Saved entries
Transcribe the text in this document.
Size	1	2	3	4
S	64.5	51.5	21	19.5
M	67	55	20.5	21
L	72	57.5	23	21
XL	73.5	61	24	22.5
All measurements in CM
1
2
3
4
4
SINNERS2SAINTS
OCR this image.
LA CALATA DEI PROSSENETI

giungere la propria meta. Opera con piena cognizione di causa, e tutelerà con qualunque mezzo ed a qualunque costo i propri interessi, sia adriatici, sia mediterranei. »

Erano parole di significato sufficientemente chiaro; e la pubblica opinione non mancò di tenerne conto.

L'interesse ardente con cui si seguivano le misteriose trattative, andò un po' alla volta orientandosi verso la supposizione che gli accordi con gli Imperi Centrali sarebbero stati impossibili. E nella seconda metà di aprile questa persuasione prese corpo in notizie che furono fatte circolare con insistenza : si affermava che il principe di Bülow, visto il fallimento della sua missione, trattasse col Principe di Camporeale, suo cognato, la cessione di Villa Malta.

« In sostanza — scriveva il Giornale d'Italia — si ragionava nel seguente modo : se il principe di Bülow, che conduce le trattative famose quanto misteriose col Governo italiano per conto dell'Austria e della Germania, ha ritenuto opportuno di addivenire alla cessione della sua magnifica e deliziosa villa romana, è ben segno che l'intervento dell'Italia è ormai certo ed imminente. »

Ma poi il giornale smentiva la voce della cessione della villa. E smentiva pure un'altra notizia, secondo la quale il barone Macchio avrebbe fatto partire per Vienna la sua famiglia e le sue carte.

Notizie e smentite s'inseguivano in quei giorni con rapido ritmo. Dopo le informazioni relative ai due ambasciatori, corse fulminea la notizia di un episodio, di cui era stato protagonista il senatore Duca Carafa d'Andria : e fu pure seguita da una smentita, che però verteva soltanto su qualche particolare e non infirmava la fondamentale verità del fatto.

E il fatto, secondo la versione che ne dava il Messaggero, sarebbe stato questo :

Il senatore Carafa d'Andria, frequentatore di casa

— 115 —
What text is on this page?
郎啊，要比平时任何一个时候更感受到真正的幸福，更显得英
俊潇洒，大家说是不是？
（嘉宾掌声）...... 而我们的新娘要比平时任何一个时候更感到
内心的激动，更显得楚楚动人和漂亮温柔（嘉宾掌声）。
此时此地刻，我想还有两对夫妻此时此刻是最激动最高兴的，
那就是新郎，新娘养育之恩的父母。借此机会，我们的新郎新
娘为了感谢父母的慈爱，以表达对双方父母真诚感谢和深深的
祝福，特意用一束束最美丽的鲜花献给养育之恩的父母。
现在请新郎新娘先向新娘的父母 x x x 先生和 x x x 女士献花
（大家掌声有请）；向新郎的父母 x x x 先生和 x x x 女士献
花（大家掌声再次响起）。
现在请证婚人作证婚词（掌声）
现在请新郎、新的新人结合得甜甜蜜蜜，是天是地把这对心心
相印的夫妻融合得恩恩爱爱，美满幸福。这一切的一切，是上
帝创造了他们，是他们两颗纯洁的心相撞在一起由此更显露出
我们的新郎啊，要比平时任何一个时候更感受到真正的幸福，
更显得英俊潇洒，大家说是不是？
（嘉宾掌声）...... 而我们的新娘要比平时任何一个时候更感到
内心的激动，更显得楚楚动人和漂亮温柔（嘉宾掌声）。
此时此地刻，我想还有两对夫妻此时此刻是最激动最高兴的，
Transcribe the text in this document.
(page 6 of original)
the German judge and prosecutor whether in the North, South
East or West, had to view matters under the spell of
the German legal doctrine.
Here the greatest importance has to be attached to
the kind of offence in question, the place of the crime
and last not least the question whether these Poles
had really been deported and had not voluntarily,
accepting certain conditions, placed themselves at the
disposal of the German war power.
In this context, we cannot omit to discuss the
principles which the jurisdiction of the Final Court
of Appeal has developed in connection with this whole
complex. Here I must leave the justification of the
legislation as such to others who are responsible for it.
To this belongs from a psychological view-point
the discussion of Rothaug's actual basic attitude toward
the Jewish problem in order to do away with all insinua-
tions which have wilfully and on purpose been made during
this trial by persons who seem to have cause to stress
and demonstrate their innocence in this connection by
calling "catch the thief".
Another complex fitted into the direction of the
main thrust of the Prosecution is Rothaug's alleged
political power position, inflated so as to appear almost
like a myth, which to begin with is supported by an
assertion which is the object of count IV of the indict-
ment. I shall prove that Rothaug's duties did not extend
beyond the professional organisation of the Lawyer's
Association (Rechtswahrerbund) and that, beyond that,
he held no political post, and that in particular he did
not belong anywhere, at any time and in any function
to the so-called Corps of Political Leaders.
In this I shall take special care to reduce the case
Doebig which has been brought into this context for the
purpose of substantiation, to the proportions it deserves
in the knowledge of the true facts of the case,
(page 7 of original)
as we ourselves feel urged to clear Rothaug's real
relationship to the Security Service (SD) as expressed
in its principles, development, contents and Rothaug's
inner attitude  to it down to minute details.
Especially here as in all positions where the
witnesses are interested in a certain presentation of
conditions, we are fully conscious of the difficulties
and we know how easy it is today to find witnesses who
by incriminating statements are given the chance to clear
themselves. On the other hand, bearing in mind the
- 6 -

Problem: Give the count of lines in the data above that hold the string "pure", with no additional words.

Answer in full: 2